- **The request**
Return each line containing "双万工程".

═══ Exercise data

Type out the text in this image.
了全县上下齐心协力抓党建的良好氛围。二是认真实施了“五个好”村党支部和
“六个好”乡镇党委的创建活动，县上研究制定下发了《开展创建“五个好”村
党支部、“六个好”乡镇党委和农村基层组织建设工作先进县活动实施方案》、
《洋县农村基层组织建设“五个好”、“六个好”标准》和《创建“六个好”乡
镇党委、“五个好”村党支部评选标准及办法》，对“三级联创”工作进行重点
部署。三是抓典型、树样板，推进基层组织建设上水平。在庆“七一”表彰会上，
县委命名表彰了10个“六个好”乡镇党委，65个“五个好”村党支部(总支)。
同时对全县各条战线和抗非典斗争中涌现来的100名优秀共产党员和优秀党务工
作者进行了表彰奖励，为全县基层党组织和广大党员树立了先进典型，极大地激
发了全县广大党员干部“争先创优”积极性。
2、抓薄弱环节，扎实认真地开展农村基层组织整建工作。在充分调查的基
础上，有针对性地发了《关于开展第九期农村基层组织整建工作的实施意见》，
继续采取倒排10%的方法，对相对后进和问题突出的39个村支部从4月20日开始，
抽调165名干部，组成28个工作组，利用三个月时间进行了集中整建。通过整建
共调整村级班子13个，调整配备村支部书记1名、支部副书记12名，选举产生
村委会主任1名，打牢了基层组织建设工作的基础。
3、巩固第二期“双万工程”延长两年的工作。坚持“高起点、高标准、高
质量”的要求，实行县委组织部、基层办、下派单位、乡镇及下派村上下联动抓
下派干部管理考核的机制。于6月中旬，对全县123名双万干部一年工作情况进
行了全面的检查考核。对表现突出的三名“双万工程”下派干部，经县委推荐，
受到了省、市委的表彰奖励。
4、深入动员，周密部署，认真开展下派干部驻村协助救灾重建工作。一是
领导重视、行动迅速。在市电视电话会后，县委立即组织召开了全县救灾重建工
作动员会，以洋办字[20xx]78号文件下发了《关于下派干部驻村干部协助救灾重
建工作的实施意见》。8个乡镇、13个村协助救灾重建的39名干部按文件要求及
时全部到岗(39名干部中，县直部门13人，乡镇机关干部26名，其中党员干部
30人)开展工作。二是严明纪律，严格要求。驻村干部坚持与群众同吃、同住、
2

══════

- **Full solution**
3、巩固第二期“双万工程”延长两年的工作。坚持“高起点、高标准、高
行了全面的检查考核。对表现突出的三名“双万工程”下派干部，经县委推荐，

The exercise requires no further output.